__YOUR GOAL__: Set each entry down verbatim, omitting images.
INPUT: Begin
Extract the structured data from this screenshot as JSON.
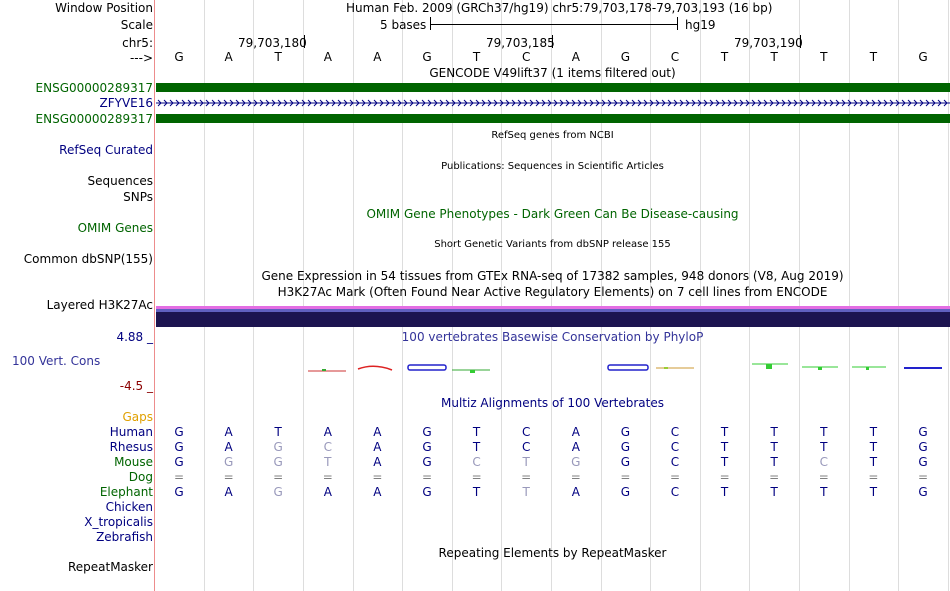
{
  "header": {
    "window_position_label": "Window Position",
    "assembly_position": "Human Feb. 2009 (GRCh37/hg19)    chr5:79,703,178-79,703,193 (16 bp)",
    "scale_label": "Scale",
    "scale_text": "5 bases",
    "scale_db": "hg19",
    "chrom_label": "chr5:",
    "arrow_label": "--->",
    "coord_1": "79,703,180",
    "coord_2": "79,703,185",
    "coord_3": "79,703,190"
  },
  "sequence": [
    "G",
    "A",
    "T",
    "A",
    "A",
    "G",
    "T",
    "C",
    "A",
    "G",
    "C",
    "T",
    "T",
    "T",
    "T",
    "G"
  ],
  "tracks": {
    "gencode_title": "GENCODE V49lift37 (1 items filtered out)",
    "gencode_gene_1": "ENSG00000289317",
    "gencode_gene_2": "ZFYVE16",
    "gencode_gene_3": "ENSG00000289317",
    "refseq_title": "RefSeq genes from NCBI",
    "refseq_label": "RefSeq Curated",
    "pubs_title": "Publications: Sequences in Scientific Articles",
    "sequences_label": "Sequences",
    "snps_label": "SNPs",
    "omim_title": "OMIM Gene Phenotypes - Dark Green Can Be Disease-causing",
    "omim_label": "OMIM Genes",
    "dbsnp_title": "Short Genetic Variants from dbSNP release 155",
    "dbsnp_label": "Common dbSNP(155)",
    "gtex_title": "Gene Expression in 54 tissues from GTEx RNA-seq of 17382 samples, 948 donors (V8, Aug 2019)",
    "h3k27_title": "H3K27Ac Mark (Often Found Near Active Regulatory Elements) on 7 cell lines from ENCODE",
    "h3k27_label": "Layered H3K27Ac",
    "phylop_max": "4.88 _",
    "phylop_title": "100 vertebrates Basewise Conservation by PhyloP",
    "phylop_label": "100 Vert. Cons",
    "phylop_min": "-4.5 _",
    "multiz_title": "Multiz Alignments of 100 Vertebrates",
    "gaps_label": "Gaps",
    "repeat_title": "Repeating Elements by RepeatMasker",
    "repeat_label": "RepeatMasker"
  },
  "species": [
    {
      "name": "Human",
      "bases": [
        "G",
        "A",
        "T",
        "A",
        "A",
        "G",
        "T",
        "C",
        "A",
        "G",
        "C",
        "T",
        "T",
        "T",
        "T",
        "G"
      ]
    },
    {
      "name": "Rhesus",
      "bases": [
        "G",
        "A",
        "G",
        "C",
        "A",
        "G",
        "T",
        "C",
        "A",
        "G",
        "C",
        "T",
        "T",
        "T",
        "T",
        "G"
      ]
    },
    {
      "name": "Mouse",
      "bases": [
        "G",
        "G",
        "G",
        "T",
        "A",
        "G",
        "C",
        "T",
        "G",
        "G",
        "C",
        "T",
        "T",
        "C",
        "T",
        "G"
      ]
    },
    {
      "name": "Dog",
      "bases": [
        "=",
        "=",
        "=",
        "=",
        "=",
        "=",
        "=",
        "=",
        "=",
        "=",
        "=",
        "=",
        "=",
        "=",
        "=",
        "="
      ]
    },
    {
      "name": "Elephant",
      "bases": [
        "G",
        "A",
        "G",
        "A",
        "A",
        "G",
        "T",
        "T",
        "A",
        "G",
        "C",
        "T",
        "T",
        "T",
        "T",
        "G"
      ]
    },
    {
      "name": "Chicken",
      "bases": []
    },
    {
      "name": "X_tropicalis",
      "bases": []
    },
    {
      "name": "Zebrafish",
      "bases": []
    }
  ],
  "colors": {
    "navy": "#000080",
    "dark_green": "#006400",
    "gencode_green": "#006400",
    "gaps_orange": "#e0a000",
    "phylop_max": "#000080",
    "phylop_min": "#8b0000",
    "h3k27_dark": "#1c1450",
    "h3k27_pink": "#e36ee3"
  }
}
INPUT: End
__FINAL ANSWER__:
Extract the structured data from this screenshot as JSON.
{
  "header": {
    "window_position_label": "Window Position",
    "assembly_position": "Human Feb. 2009 (GRCh37/hg19)    chr5:79,703,178-79,703,193 (16 bp)",
    "scale_label": "Scale",
    "scale_text": "5 bases",
    "scale_db": "hg19",
    "chrom_label": "chr5:",
    "arrow_label": "--->",
    "coord_1": "79,703,180",
    "coord_2": "79,703,185",
    "coord_3": "79,703,190"
  },
  "sequence": [
    "G",
    "A",
    "T",
    "A",
    "A",
    "G",
    "T",
    "C",
    "A",
    "G",
    "C",
    "T",
    "T",
    "T",
    "T",
    "G"
  ],
  "tracks": {
    "gencode_title": "GENCODE V49lift37 (1 items filtered out)",
    "gencode_gene_1": "ENSG00000289317",
    "gencode_gene_2": "ZFYVE16",
    "gencode_gene_3": "ENSG00000289317",
    "refseq_title": "RefSeq genes from NCBI",
    "refseq_label": "RefSeq Curated",
    "pubs_title": "Publications: Sequences in Scientific Articles",
    "sequences_label": "Sequences",
    "snps_label": "SNPs",
    "omim_title": "OMIM Gene Phenotypes - Dark Green Can Be Disease-causing",
    "omim_label": "OMIM Genes",
    "dbsnp_title": "Short Genetic Variants from dbSNP release 155",
    "dbsnp_label": "Common dbSNP(155)",
    "gtex_title": "Gene Expression in 54 tissues from GTEx RNA-seq of 17382 samples, 948 donors (V8, Aug 2019)",
    "h3k27_title": "H3K27Ac Mark (Often Found Near Active Regulatory Elements) on 7 cell lines from ENCODE",
    "h3k27_label": "Layered H3K27Ac",
    "phylop_max": "4.88 _",
    "phylop_title": "100 vertebrates Basewise Conservation by PhyloP",
    "phylop_label": "100 Vert. Cons",
    "phylop_min": "-4.5 _",
    "multiz_title": "Multiz Alignments of 100 Vertebrates",
    "gaps_label": "Gaps",
    "repeat_title": "Repeating Elements by RepeatMasker",
    "repeat_label": "RepeatMasker"
  },
  "species": [
    {
      "name": "Human",
      "bases": [
        "G",
        "A",
        "T",
        "A",
        "A",
        "G",
        "T",
        "C",
        "A",
        "G",
        "C",
        "T",
        "T",
        "T",
        "T",
        "G"
      ]
    },
    {
      "name": "Rhesus",
      "bases": [
        "G",
        "A",
        "G",
        "C",
        "A",
        "G",
        "T",
        "C",
        "A",
        "G",
        "C",
        "T",
        "T",
        "T",
        "T",
        "G"
      ]
    },
    {
      "name": "Mouse",
      "bases": [
        "G",
        "G",
        "G",
        "T",
        "A",
        "G",
        "C",
        "T",
        "G",
        "G",
        "C",
        "T",
        "T",
        "C",
        "T",
        "G"
      ]
    },
    {
      "name": "Dog",
      "bases": [
        "=",
        "=",
        "=",
        "=",
        "=",
        "=",
        "=",
        "=",
        "=",
        "=",
        "=",
        "=",
        "=",
        "=",
        "=",
        "="
      ]
    },
    {
      "name": "Elephant",
      "bases": [
        "G",
        "A",
        "G",
        "A",
        "A",
        "G",
        "T",
        "T",
        "A",
        "G",
        "C",
        "T",
        "T",
        "T",
        "T",
        "G"
      ]
    },
    {
      "name": "Chicken",
      "bases": []
    },
    {
      "name": "X_tropicalis",
      "bases": []
    },
    {
      "name": "Zebrafish",
      "bases": []
    }
  ],
  "colors": {
    "navy": "#000080",
    "dark_green": "#006400",
    "gencode_green": "#006400",
    "gaps_orange": "#e0a000",
    "phylop_max": "#000080",
    "phylop_min": "#8b0000",
    "h3k27_dark": "#1c1450",
    "h3k27_pink": "#e36ee3"
  }
}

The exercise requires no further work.